§ **Objective**
The entries below are to be transcribed in full, without their images.

— Start of Data provided —

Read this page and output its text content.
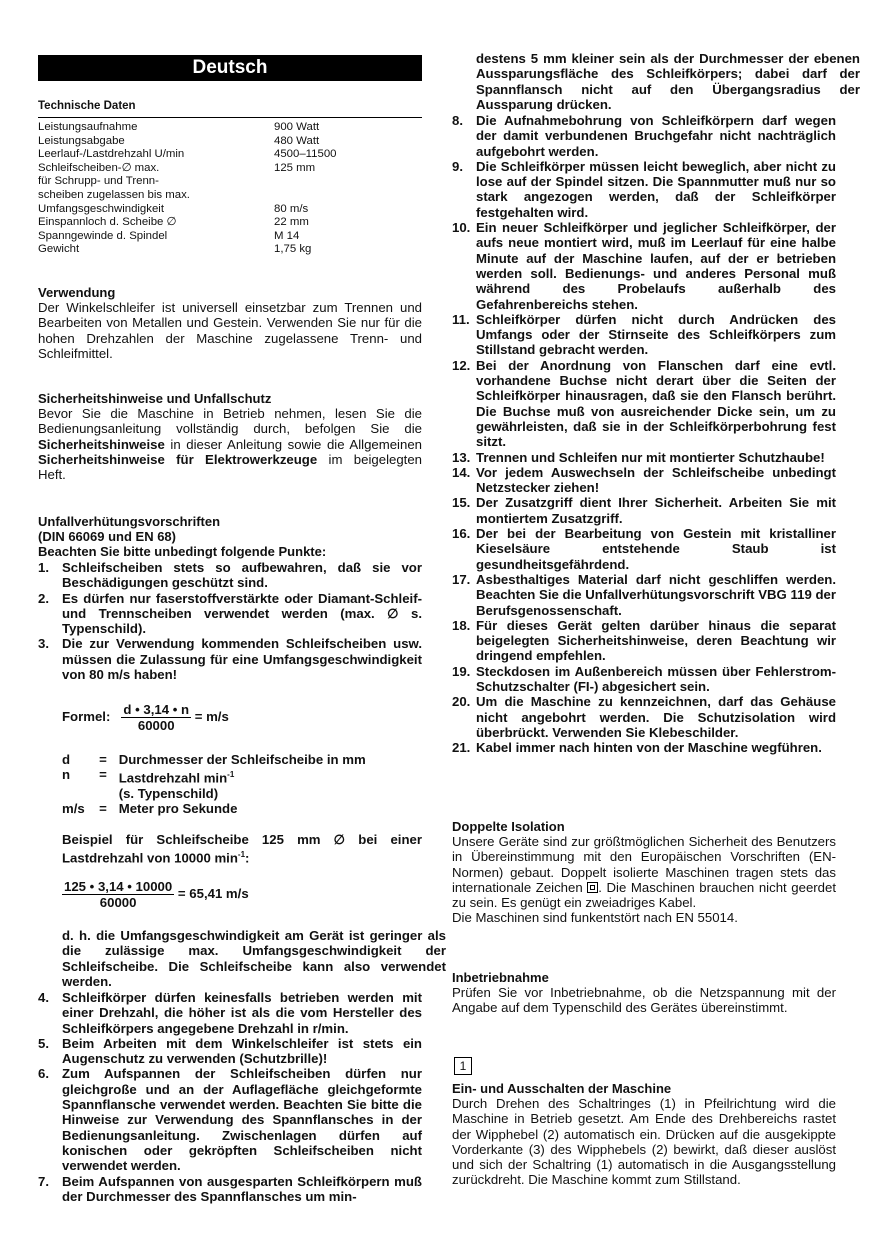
Deutsch
Technische Daten
Leistungsaufnahme	900 Watt
Leistungsabgabe	480 Watt
Leerlauf-/Lastdrehzahl U/min	4500–11500
Schleifscheiben-∅ max.	125 mm
für Schrupp- und Trenn-	
scheiben zugelassen bis max.	
Umfangsgeschwindigkeit	80 m/s
Einspannloch d. Scheibe ∅	22 mm
Spanngewinde d. Spindel	M 14
Gewicht	1,75 kg
Verwendung
Der Winkelschleifer ist universell einsetzbar zum Trennen und Bearbeiten von Metallen und Gestein. Verwenden Sie nur für die hohen Drehzahlen der Maschine zugelassene Trenn- und Schleifmittel.
Sicherheitshinweise und Unfallschutz
Bevor Sie die Maschine in Betrieb nehmen, lesen Sie die Bedienungsanleitung vollständig durch, befolgen Sie die Sicherheitshinweise in dieser Anleitung sowie die Allgemeinen Sicherheitshinweise für Elektrowerkzeuge im beigelegten Heft.
Unfallverhütungsvorschriften
(DIN 66069 und EN 68)
Beachten Sie bitte unbedingt folgende Punkte:
1. Schleifscheiben stets so aufbewahren, daß sie vor Beschädigungen geschützt sind.
2. Es dürfen nur faserstoffverstärkte oder Diamant-Schleif- und Trennscheiben verwendet werden (max. ∅ s. Typenschild).
3. Die zur Verwendung kommenden Schleifscheiben usw. müssen die Zulassung für eine Umfangsgeschwindigkeit von 80 m/s haben!
Formel: $\frac{d • 3,14 • n}{60000} = m/s$
d	=	Durchmesser der Schleifscheibe in mm
n	=	Lastdrehzahl $\min^{-1}$
		(s. Typenschild)
m/s	=	Meter pro Sekunde
Beispiel für Schleifscheibe 125 mm ∅ bei einer Lastdrehzahl von 10000 $\min^{-1}$:
$\frac{125 • 3,14 • 10000}{60000} = 65,41$ m/s
d. h. die Umfangsgeschwindigkeit am Gerät ist geringer als die zulässige max. Umfangsgeschwindigkeit der Schleifscheibe. Die Schleifscheibe kann also verwendet werden.
4. Schleifkörper dürfen keinesfalls betrieben werden mit einer Drehzahl, die höher ist als die vom Hersteller des Schleifkörpers angegebene Drehzahl in r/min.
5. Beim Arbeiten mit dem Winkelschleifer ist stets ein Augenschutz zu verwenden (Schutzbrille)!
6. Zum Aufspannen der Schleifscheiben dürfen nur gleichgroße und an der Auflagefläche gleichgeformte Spannflansche verwendet werden. Beachten Sie bitte die Hinweise zur Verwendung des Spannflansches in der Bedienungsanleitung. Zwischenlagen dürfen auf konischen oder gekröpften Schleifscheiben nicht verwendet werden.
7. Beim Aufspannen von ausgesparten Schleifkörpern muß der Durchmesser des Spannflansches um min-
destens 5 mm kleiner sein als der Durchmesser der ebenen Aussparungsfläche des Schleifkörpers; dabei darf der Spannflansch nicht auf den Übergangsradius der Aussparung drücken.
8. Die Aufnahmebohrung von Schleifkörpern darf wegen der damit verbundenen Bruchgefahr nicht nachträglich aufgebohrt werden.
9. Die Schleifkörper müssen leicht beweglich, aber nicht zu lose auf der Spindel sitzen. Die Spannmutter muß nur so stark angezogen werden, daß der Schleifkörper festgehalten wird.
10. Ein neuer Schleifkörper und jeglicher Schleifkörper, der aufs neue montiert wird, muß im Leerlauf für eine halbe Minute auf der Maschine laufen, auf der er betrieben werden soll. Bedienungs- und anderes Personal muß während des Probelaufs außerhalb des Gefahrenbereichs stehen.
11. Schleifkörper dürfen nicht durch Andrücken des Umfangs oder der Stirnseite des Schleifkörpers zum Stillstand gebracht werden.
12. Bei der Anordnung von Flanschen darf eine evtl. vorhandene Buchse nicht derart über die Seiten der Schleifkörper hinausragen, daß sie den Flansch berührt. Die Buchse muß von ausreichender Dicke sein, um zu gewährleisten, daß sie in der Schleifkörperbohrung fest sitzt.
13. Trennen und Schleifen nur mit montierter Schutzhaube!
14. Vor jedem Auswechseln der Schleifscheibe unbedingt Netzstecker ziehen!
15. Der Zusatzgriff dient Ihrer Sicherheit. Arbeiten Sie mit montiertem Zusatzgriff.
16. Der bei der Bearbeitung von Gestein mit kristalliner Kieselsäure entstehende Staub ist gesundheitsgefährdend.
17. Asbesthaltiges Material darf nicht geschliffen werden. Beachten Sie die Unfallverhütungsvorschrift VBG 119 der Berufsgenossenschaft.
18. Für dieses Gerät gelten darüber hinaus die separat beigelegten Sicherheitshinweise, deren Beachtung wir dringend empfehlen.
19. Steckdosen im Außenbereich müssen über Fehlerstrom-Schutzschalter (FI-) abgesichert sein.
20. Um die Maschine zu kennzeichnen, darf das Gehäuse nicht angebohrt werden. Die Schutzisolation wird überbrückt. Verwenden Sie Klebeschilder.
21. Kabel immer nach hinten von der Maschine wegführen.
Doppelte Isolation
Unsere Geräte sind zur größtmöglichen Sicherheit des Benutzers in Übereinstimmung mit den Europäischen Vorschriften (EN-Normen) gebaut. Doppelt isolierte Maschinen tragen stets das internationale Zeichen . Die Maschinen brauchen nicht geerdet zu sein. Es genügt ein zweiadriges Kabel.
Die Maschinen sind funkentstört nach EN 55014.
Inbetriebnahme
Prüfen Sie vor Inbetriebnahme, ob die Netzspannung mit der Angabe auf dem Typenschild des Gerätes übereinstimmt.
1
Ein- und Ausschalten der Maschine
Durch Drehen des Schaltringes (1) in Pfeilrichtung wird die Maschine in Betrieb gesetzt. Am Ende des Drehbereichs rastet der Wipphebel (2) automatisch ein. Drücken auf die ausgekippte Vorderkante (3) des Wipphebels (2) bewirkt, daß dieser auslöst und sich der Schaltring (1) automatisch in die Ausgangsstellung zurückdreht. Die Maschine kommt zum Stillstand.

— End of Data provided —

§ **Worked solution**
Read this page and output its text content.
Deutsch
Technische Daten
Leistungsaufnahme	900 Watt
Leistungsabgabe	480 Watt
Leerlauf-/Lastdrehzahl U/min	4500–11500
Schleifscheiben-∅ max.	125 mm
für Schrupp- und Trenn-	
scheiben zugelassen bis max.	
Umfangsgeschwindigkeit	80 m/s
Einspannloch d. Scheibe ∅	22 mm
Spanngewinde d. Spindel	M 14
Gewicht	1,75 kg
Verwendung
Der Winkelschleifer ist universell einsetzbar zum Trennen und Bearbeiten von Metallen und Gestein. Verwenden Sie nur für die hohen Drehzahlen der Maschine zugelassene Trenn- und Schleifmittel.
Sicherheitshinweise und Unfallschutz
Bevor Sie die Maschine in Betrieb nehmen, lesen Sie die Bedienungsanleitung vollständig durch, befolgen Sie die Sicherheitshinweise in dieser Anleitung sowie die Allgemeinen Sicherheitshinweise für Elektrowerkzeuge im beigelegten Heft.
Unfallverhütungsvorschriften
(DIN 66069 und EN 68)
Beachten Sie bitte unbedingt folgende Punkte:
1. Schleifscheiben stets so aufbewahren, daß sie vor Beschädigungen geschützt sind.
2. Es dürfen nur faserstoffverstärkte oder Diamant-Schleif- und Trennscheiben verwendet werden (max. ∅ s. Typenschild).
3. Die zur Verwendung kommenden Schleifscheiben usw. müssen die Zulassung für eine Umfangsgeschwindigkeit von 80 m/s haben!
Formel: $\frac{d • 3,14 • n}{60000} = m/s$
d	=	Durchmesser der Schleifscheibe in mm
n	=	Lastdrehzahl $\min^{-1}$
		(s. Typenschild)
m/s	=	Meter pro Sekunde
Beispiel für Schleifscheibe 125 mm ∅ bei einer Lastdrehzahl von 10000 $\min^{-1}$:
$\frac{125 • 3,14 • 10000}{60000} = 65,41$ m/s
d. h. die Umfangsgeschwindigkeit am Gerät ist geringer als die zulässige max. Umfangsgeschwindigkeit der Schleifscheibe. Die Schleifscheibe kann also verwendet werden.
4. Schleifkörper dürfen keinesfalls betrieben werden mit einer Drehzahl, die höher ist als die vom Hersteller des Schleifkörpers angegebene Drehzahl in r/min.
5. Beim Arbeiten mit dem Winkelschleifer ist stets ein Augenschutz zu verwenden (Schutzbrille)!
6. Zum Aufspannen der Schleifscheiben dürfen nur gleichgroße und an der Auflagefläche gleichgeformte Spannflansche verwendet werden. Beachten Sie bitte die Hinweise zur Verwendung des Spannflansches in der Bedienungsanleitung. Zwischenlagen dürfen auf konischen oder gekröpften Schleifscheiben nicht verwendet werden.
7. Beim Aufspannen von ausgesparten Schleifkörpern muß der Durchmesser des Spannflansches um min-
destens 5 mm kleiner sein als der Durchmesser der ebenen Aussparungsfläche des Schleifkörpers; dabei darf der Spannflansch nicht auf den Übergangsradius der Aussparung drücken.
8. Die Aufnahmebohrung von Schleifkörpern darf wegen der damit verbundenen Bruchgefahr nicht nachträglich aufgebohrt werden.
9. Die Schleifkörper müssen leicht beweglich, aber nicht zu lose auf der Spindel sitzen. Die Spannmutter muß nur so stark angezogen werden, daß der Schleifkörper festgehalten wird.
10. Ein neuer Schleifkörper und jeglicher Schleifkörper, der aufs neue montiert wird, muß im Leerlauf für eine halbe Minute auf der Maschine laufen, auf der er betrieben werden soll. Bedienungs- und anderes Personal muß während des Probelaufs außerhalb des Gefahrenbereichs stehen.
11. Schleifkörper dürfen nicht durch Andrücken des Umfangs oder der Stirnseite des Schleifkörpers zum Stillstand gebracht werden.
12. Bei der Anordnung von Flanschen darf eine evtl. vorhandene Buchse nicht derart über die Seiten der Schleifkörper hinausragen, daß sie den Flansch berührt. Die Buchse muß von ausreichender Dicke sein, um zu gewährleisten, daß sie in der Schleifkörperbohrung fest sitzt.
13. Trennen und Schleifen nur mit montierter Schutzhaube!
14. Vor jedem Auswechseln der Schleifscheibe unbedingt Netzstecker ziehen!
15. Der Zusatzgriff dient Ihrer Sicherheit. Arbeiten Sie mit montiertem Zusatzgriff.
16. Der bei der Bearbeitung von Gestein mit kristalliner Kieselsäure entstehende Staub ist gesundheitsgefährdend.
17. Asbesthaltiges Material darf nicht geschliffen werden. Beachten Sie die Unfallverhütungsvorschrift VBG 119 der Berufsgenossenschaft.
18. Für dieses Gerät gelten darüber hinaus die separat beigelegten Sicherheitshinweise, deren Beachtung wir dringend empfehlen.
19. Steckdosen im Außenbereich müssen über Fehlerstrom-Schutzschalter (FI-) abgesichert sein.
20. Um die Maschine zu kennzeichnen, darf das Gehäuse nicht angebohrt werden. Die Schutzisolation wird überbrückt. Verwenden Sie Klebeschilder.
21. Kabel immer nach hinten von der Maschine wegführen.
Doppelte Isolation
Unsere Geräte sind zur größtmöglichen Sicherheit des Benutzers in Übereinstimmung mit den Europäischen Vorschriften (EN-Normen) gebaut. Doppelt isolierte Maschinen tragen stets das internationale Zeichen . Die Maschinen brauchen nicht geerdet zu sein. Es genügt ein zweiadriges Kabel.
Die Maschinen sind funkentstört nach EN 55014.
Inbetriebnahme
Prüfen Sie vor Inbetriebnahme, ob die Netzspannung mit der Angabe auf dem Typenschild des Gerätes übereinstimmt.
1
Ein- und Ausschalten der Maschine
Durch Drehen des Schaltringes (1) in Pfeilrichtung wird die Maschine in Betrieb gesetzt. Am Ende des Drehbereichs rastet der Wipphebel (2) automatisch ein. Drücken auf die ausgekippte Vorderkante (3) des Wipphebels (2) bewirkt, daß dieser auslöst und sich der Schaltring (1) automatisch in die Ausgangsstellung zurückdreht. Die Maschine kommt zum Stillstand.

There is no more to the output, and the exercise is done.